:: The records
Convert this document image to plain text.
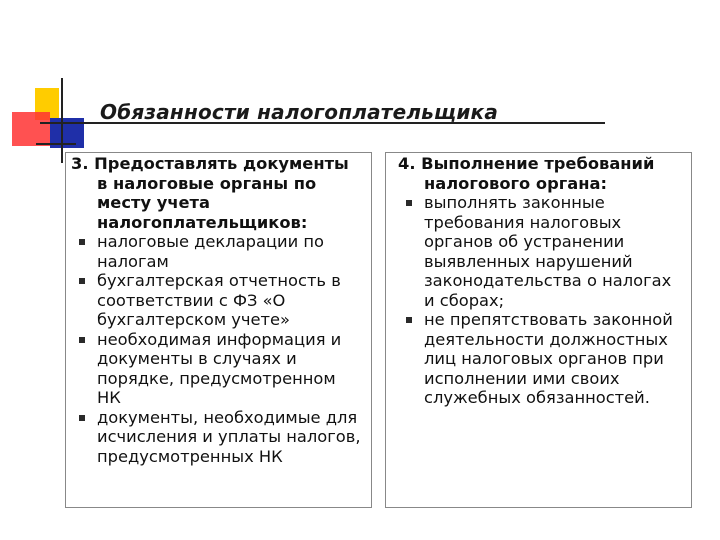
Обязанности налогоплательщика

3. Предоставлять документы в налоговые органы по месту учета налогоплательщиков:

налоговые декларации по налогам
бухгалтерская отчетность в соответствии с ФЗ «О бухгалтерском учете»
необходимая информация и документы в случаях и порядке, предусмотренном НК
документы, необходимые для исчисления и уплаты налогов, предусмотренных НК

4. Выполнение требований налогового органа:

выполнять законные требования налоговых органов об устранении выявленных нарушений законодательства о налогах и сборах;
не препятствовать законной деятельности должностных лиц налоговых органов при исполнении ими своих служебных обязанностей.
::::
**The request:** Print out the lines exactly, skipping any picture.

**The output:**
Convert this document image to plain text.
Обязанности налогоплательщика

3. Предоставлять документы в налоговые органы по месту учета налогоплательщиков:

налоговые декларации по налогам
бухгалтерская отчетность в соответствии с ФЗ «О бухгалтерском учете»
необходимая информация и документы в случаях и порядке, предусмотренном НК
документы, необходимые для исчисления и уплаты налогов, предусмотренных НК

4. Выполнение требований налогового органа:

выполнять законные требования налоговых органов об устранении выявленных нарушений законодательства о налогах и сборах;
не препятствовать законной деятельности должностных лиц налоговых органов при исполнении ими своих служебных обязанностей.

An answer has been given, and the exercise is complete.